Retype the whole listing below, character for character.

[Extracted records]
☆ ☆ ☆

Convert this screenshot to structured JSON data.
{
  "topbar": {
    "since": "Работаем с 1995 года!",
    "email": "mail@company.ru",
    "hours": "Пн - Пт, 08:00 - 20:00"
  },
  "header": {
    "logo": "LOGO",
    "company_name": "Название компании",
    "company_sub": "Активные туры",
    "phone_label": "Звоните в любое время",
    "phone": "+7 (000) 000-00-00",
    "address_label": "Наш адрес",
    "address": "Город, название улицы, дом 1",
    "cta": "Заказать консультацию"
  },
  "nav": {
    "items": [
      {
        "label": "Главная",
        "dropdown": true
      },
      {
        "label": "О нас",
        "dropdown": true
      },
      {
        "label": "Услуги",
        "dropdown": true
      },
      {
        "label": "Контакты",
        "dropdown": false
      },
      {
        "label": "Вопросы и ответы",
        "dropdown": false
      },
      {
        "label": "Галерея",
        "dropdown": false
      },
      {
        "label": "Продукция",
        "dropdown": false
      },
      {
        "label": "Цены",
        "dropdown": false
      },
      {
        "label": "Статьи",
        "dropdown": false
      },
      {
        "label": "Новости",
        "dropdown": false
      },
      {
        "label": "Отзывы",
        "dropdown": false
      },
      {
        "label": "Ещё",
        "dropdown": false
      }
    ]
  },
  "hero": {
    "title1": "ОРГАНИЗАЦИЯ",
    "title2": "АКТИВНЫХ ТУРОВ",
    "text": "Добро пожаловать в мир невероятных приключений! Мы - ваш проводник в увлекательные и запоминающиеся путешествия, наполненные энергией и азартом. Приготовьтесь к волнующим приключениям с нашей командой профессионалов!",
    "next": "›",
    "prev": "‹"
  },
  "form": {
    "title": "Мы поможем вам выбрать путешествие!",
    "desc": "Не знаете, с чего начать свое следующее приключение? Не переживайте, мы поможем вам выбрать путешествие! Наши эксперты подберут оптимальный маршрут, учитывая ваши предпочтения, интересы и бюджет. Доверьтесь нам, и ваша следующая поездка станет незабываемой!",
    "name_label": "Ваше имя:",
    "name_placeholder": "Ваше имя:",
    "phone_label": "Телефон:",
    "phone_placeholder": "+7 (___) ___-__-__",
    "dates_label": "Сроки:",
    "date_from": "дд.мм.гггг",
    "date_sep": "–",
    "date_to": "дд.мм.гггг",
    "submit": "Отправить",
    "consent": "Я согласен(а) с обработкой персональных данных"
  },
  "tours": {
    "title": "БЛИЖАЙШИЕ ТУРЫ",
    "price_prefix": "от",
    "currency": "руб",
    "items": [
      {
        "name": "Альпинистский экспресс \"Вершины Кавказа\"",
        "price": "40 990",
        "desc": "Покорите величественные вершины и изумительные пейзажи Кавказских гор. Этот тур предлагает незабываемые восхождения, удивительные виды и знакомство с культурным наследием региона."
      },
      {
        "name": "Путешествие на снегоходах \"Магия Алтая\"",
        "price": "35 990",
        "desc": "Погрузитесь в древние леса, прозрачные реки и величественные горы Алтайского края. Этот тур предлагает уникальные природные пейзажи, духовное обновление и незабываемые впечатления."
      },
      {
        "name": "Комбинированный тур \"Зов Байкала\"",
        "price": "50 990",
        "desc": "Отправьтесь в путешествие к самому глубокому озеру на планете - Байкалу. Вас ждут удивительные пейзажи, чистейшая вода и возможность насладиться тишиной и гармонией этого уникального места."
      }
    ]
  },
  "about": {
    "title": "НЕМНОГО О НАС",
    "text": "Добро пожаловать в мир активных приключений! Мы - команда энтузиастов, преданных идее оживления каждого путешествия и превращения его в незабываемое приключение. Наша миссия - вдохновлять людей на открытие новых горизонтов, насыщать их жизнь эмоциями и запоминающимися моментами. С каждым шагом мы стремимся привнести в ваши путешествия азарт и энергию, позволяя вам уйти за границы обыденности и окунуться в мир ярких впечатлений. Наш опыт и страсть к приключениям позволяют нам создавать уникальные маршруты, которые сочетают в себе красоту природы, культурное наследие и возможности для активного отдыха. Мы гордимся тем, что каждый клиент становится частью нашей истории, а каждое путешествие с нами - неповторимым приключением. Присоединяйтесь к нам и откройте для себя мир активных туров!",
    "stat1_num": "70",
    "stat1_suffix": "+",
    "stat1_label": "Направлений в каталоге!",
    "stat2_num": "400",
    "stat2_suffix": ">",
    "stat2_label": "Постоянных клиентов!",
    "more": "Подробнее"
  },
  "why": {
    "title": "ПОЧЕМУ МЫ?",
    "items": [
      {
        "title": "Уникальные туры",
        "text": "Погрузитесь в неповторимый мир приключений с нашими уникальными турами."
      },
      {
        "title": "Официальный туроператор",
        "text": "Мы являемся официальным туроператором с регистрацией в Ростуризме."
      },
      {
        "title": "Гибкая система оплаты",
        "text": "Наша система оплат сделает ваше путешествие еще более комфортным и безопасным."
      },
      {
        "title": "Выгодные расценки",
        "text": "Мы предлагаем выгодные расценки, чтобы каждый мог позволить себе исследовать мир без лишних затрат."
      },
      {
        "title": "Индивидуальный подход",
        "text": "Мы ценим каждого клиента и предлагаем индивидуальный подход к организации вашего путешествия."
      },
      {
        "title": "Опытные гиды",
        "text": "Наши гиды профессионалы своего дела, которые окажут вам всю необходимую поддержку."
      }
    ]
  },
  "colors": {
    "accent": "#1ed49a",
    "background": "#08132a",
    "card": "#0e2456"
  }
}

☆ ☆ ☆

_EXERCISE SOLUTION:_
Convert this screenshot to structured JSON data.
{
  "topbar": {
    "since": "Работаем с 1995 года!",
    "email": "mail@company.ru",
    "hours": "Пн - Пт, 08:00 - 20:00"
  },
  "header": {
    "logo": "LOGO",
    "company_name": "Название компании",
    "company_sub": "Активные туры",
    "phone_label": "Звоните в любое время",
    "phone": "+7 (000) 000-00-00",
    "address_label": "Наш адрес",
    "address": "Город, название улицы, дом 1",
    "cta": "Заказать консультацию"
  },
  "nav": {
    "items": [
      {
        "label": "Главная",
        "dropdown": true
      },
      {
        "label": "О нас",
        "dropdown": true
      },
      {
        "label": "Услуги",
        "dropdown": true
      },
      {
        "label": "Контакты",
        "dropdown": false
      },
      {
        "label": "Вопросы и ответы",
        "dropdown": false
      },
      {
        "label": "Галерея",
        "dropdown": false
      },
      {
        "label": "Продукция",
        "dropdown": false
      },
      {
        "label": "Цены",
        "dropdown": false
      },
      {
        "label": "Статьи",
        "dropdown": false
      },
      {
        "label": "Новости",
        "dropdown": false
      },
      {
        "label": "Отзывы",
        "dropdown": false
      },
      {
        "label": "Ещё",
        "dropdown": false
      }
    ]
  },
  "hero": {
    "title1": "ОРГАНИЗАЦИЯ",
    "title2": "АКТИВНЫХ ТУРОВ",
    "text": "Добро пожаловать в мир невероятных приключений! Мы - ваш проводник в увлекательные и запоминающиеся путешествия, наполненные энергией и азартом. Приготовьтесь к волнующим приключениям с нашей командой профессионалов!",
    "next": "›",
    "prev": "‹"
  },
  "form": {
    "title": "Мы поможем вам выбрать путешествие!",
    "desc": "Не знаете, с чего начать свое следующее приключение? Не переживайте, мы поможем вам выбрать путешествие! Наши эксперты подберут оптимальный маршрут, учитывая ваши предпочтения, интересы и бюджет. Доверьтесь нам, и ваша следующая поездка станет незабываемой!",
    "name_label": "Ваше имя:",
    "name_placeholder": "Ваше имя:",
    "phone_label": "Телефон:",
    "phone_placeholder": "+7 (___) ___-__-__",
    "dates_label": "Сроки:",
    "date_from": "дд.мм.гггг",
    "date_sep": "–",
    "date_to": "дд.мм.гггг",
    "submit": "Отправить",
    "consent": "Я согласен(а) с обработкой персональных данных"
  },
  "tours": {
    "title": "БЛИЖАЙШИЕ ТУРЫ",
    "price_prefix": "от",
    "currency": "руб",
    "items": [
      {
        "name": "Альпинистский экспресс \"Вершины Кавказа\"",
        "price": "40 990",
        "desc": "Покорите величественные вершины и изумительные пейзажи Кавказских гор. Этот тур предлагает незабываемые восхождения, удивительные виды и знакомство с культурным наследием региона."
      },
      {
        "name": "Путешествие на снегоходах \"Магия Алтая\"",
        "price": "35 990",
        "desc": "Погрузитесь в древние леса, прозрачные реки и величественные горы Алтайского края. Этот тур предлагает уникальные природные пейзажи, духовное обновление и незабываемые впечатления."
      },
      {
        "name": "Комбинированный тур \"Зов Байкала\"",
        "price": "50 990",
        "desc": "Отправьтесь в путешествие к самому глубокому озеру на планете - Байкалу. Вас ждут удивительные пейзажи, чистейшая вода и возможность насладиться тишиной и гармонией этого уникального места."
      }
    ]
  },
  "about": {
    "title": "НЕМНОГО О НАС",
    "text": "Добро пожаловать в мир активных приключений! Мы - команда энтузиастов, преданных идее оживления каждого путешествия и превращения его в незабываемое приключение. Наша миссия - вдохновлять людей на открытие новых горизонтов, насыщать их жизнь эмоциями и запоминающимися моментами. С каждым шагом мы стремимся привнести в ваши путешествия азарт и энергию, позволяя вам уйти за границы обыденности и окунуться в мир ярких впечатлений. Наш опыт и страсть к приключениям позволяют нам создавать уникальные маршруты, которые сочетают в себе красоту природы, культурное наследие и возможности для активного отдыха. Мы гордимся тем, что каждый клиент становится частью нашей истории, а каждое путешествие с нами - неповторимым приключением. Присоединяйтесь к нам и откройте для себя мир активных туров!",
    "stat1_num": "70",
    "stat1_suffix": "+",
    "stat1_label": "Направлений в каталоге!",
    "stat2_num": "400",
    "stat2_suffix": ">",
    "stat2_label": "Постоянных клиентов!",
    "more": "Подробнее"
  },
  "why": {
    "title": "ПОЧЕМУ МЫ?",
    "items": [
      {
        "title": "Уникальные туры",
        "text": "Погрузитесь в неповторимый мир приключений с нашими уникальными турами."
      },
      {
        "title": "Официальный туроператор",
        "text": "Мы являемся официальным туроператором с регистрацией в Ростуризме."
      },
      {
        "title": "Гибкая система оплаты",
        "text": "Наша система оплат сделает ваше путешествие еще более комфортным и безопасным."
      },
      {
        "title": "Выгодные расценки",
        "text": "Мы предлагаем выгодные расценки, чтобы каждый мог позволить себе исследовать мир без лишних затрат."
      },
      {
        "title": "Индивидуальный подход",
        "text": "Мы ценим каждого клиента и предлагаем индивидуальный подход к организации вашего путешествия."
      },
      {
        "title": "Опытные гиды",
        "text": "Наши гиды профессионалы своего дела, которые окажут вам всю необходимую поддержку."
      }
    ]
  },
  "colors": {
    "accent": "#1ed49a",
    "background": "#08132a",
    "card": "#0e2456"
  }
}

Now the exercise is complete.